[Data listing]
__________
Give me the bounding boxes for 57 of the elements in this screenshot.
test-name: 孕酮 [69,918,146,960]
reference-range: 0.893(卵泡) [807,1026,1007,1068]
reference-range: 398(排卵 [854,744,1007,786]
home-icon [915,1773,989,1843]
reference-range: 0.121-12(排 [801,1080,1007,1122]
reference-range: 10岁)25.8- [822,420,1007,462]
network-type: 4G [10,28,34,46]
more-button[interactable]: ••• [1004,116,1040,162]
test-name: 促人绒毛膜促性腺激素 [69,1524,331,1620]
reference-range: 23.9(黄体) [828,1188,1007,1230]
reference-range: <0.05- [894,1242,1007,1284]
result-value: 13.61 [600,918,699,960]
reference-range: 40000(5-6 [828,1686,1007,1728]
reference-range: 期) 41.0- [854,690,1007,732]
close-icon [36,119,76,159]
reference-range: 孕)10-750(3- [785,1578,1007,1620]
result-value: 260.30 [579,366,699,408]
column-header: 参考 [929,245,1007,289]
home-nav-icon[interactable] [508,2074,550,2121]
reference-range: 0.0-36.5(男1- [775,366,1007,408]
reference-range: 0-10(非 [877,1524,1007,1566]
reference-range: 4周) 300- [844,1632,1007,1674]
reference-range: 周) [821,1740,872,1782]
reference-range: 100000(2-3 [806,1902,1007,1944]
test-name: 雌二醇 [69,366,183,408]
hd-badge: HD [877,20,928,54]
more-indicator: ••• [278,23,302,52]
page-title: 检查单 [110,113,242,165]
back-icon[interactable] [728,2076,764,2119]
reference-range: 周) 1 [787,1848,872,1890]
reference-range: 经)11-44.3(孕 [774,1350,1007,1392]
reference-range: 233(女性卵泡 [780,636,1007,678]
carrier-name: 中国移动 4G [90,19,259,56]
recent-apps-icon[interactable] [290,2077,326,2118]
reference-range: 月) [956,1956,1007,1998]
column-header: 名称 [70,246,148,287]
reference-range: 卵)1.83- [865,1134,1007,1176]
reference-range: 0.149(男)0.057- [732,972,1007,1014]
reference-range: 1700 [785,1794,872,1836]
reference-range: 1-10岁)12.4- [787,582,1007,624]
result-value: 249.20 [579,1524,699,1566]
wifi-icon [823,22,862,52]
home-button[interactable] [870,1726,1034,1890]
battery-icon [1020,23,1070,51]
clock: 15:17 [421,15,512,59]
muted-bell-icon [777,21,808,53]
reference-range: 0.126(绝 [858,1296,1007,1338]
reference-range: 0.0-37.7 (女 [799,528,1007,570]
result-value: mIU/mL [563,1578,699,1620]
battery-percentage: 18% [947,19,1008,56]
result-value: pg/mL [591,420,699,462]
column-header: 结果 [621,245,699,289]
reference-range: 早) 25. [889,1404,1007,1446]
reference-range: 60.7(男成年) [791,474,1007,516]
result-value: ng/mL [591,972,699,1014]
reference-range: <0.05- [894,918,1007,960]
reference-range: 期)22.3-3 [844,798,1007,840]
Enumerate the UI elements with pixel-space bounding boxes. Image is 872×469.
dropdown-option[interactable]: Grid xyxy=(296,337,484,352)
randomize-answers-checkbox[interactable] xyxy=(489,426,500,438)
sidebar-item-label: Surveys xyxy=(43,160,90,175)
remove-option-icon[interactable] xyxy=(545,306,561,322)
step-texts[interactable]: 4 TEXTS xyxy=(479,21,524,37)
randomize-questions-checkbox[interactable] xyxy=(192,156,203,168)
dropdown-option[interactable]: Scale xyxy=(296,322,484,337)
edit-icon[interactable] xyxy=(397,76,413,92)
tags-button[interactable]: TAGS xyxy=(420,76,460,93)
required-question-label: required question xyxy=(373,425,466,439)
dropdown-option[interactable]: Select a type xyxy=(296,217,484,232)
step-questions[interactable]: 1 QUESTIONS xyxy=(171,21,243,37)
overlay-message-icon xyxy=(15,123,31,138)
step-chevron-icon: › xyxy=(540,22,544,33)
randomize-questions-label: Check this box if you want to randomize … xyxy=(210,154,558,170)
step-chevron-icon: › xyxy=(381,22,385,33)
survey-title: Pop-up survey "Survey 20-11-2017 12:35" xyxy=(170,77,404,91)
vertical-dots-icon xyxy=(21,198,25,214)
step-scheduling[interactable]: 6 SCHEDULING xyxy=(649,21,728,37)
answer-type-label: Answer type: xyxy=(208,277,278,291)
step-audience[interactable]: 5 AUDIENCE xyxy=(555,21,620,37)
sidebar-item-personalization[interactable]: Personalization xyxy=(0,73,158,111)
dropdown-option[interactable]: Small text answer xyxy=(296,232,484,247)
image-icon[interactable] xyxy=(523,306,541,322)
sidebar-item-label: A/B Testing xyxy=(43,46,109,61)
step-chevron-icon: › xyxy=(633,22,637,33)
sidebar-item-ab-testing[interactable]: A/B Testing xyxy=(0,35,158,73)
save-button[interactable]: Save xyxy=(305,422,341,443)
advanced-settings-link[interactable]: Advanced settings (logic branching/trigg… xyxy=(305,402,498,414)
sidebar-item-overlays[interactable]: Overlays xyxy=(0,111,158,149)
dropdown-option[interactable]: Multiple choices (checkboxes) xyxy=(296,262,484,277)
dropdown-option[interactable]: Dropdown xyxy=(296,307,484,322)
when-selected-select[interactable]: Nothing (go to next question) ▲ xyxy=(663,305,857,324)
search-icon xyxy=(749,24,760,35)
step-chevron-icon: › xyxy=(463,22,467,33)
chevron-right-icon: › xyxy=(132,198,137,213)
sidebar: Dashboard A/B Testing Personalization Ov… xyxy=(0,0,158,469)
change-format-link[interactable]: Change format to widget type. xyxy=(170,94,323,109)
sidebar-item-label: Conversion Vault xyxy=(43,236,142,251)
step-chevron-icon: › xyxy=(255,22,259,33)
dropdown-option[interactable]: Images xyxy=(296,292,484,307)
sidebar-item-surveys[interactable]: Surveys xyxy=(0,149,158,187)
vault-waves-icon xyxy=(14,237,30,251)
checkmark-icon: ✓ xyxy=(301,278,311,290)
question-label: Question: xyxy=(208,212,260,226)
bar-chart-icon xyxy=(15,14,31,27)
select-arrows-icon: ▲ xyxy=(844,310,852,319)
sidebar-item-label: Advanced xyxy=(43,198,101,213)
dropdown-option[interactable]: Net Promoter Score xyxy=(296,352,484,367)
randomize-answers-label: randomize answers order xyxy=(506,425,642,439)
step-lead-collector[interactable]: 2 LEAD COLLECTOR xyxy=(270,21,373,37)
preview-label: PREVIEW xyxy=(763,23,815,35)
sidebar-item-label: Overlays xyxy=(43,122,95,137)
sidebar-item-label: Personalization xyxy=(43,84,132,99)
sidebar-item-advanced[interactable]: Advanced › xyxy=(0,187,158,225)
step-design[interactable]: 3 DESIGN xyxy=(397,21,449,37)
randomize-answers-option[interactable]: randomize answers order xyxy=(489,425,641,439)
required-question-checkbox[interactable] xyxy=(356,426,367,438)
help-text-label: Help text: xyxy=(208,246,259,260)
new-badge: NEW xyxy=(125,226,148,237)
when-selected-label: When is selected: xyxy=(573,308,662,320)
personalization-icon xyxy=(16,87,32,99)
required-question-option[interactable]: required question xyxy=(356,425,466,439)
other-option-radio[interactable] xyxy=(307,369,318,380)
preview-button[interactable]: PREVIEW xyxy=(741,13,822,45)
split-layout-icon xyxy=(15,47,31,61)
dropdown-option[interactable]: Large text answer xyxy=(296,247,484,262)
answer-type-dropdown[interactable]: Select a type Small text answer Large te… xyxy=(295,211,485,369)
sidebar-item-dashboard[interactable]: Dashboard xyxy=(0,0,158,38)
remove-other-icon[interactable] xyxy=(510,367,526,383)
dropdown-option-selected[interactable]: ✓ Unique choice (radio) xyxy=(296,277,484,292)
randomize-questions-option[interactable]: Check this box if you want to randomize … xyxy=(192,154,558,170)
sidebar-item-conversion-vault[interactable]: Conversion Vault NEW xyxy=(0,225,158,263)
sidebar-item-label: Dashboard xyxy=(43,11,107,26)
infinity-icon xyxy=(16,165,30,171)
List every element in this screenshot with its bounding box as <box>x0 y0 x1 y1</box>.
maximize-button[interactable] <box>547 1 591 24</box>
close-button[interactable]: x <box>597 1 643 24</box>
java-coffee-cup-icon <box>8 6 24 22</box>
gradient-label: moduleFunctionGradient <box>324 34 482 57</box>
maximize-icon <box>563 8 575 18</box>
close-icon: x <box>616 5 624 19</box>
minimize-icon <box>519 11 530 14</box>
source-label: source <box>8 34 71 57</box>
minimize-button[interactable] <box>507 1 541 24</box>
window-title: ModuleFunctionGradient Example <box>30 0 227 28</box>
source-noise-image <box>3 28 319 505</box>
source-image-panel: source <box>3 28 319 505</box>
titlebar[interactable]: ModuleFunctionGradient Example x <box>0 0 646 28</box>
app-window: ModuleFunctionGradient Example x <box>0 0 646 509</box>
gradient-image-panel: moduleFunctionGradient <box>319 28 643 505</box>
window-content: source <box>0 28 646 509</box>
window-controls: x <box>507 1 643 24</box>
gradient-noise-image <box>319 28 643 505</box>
__________
What needs to be done
Repeat the data word for word, starting at its first line and ending at the line that contains "muted-bell-icon [777,21,808,53]".

Solution to this problem
Give me the bounding boxes for 57 of the elements in this screenshot.
test-name: 孕酮 [69,918,146,960]
reference-range: 0.893(卵泡) [807,1026,1007,1068]
reference-range: 398(排卵 [854,744,1007,786]
home-icon [915,1773,989,1843]
reference-range: 0.121-12(排 [801,1080,1007,1122]
reference-range: 10岁)25.8- [822,420,1007,462]
network-type: 4G [10,28,34,46]
more-button[interactable]: ••• [1004,116,1040,162]
test-name: 促人绒毛膜促性腺激素 [69,1524,331,1620]
reference-range: 23.9(黄体) [828,1188,1007,1230]
reference-range: <0.05- [894,1242,1007,1284]
result-value: 13.61 [600,918,699,960]
reference-range: 40000(5-6 [828,1686,1007,1728]
reference-range: 期) 41.0- [854,690,1007,732]
close-icon [36,119,76,159]
reference-range: 孕)10-750(3- [785,1578,1007,1620]
result-value: 260.30 [579,366,699,408]
column-header: 参考 [929,245,1007,289]
home-nav-icon[interactable] [508,2074,550,2121]
reference-range: 0.0-36.5(男1- [775,366,1007,408]
reference-range: 0-10(非 [877,1524,1007,1566]
reference-range: 4周) 300- [844,1632,1007,1674]
reference-range: 周) [821,1740,872,1782]
reference-range: 100000(2-3 [806,1902,1007,1944]
test-name: 雌二醇 [69,366,183,408]
hd-badge: HD [877,20,928,54]
more-indicator: ••• [278,23,302,52]
page-title: 检查单 [110,113,242,165]
back-icon[interactable] [728,2076,764,2119]
reference-range: 周) 1 [787,1848,872,1890]
reference-range: 经)11-44.3(孕 [774,1350,1007,1392]
reference-range: 233(女性卵泡 [780,636,1007,678]
carrier-name: 中国移动 4G [90,19,259,56]
recent-apps-icon[interactable] [290,2077,326,2118]
reference-range: 月) [956,1956,1007,1998]
column-header: 名称 [70,246,148,287]
reference-range: 卵)1.83- [865,1134,1007,1176]
reference-range: 0.149(男)0.057- [732,972,1007,1014]
reference-range: 1700 [785,1794,872,1836]
reference-range: 1-10岁)12.4- [787,582,1007,624]
result-value: 249.20 [579,1524,699,1566]
wifi-icon [823,22,862,52]
home-button[interactable] [870,1726,1034,1890]
battery-icon [1020,23,1070,51]
clock: 15:17 [421,15,512,59]
muted-bell-icon [777,21,808,53]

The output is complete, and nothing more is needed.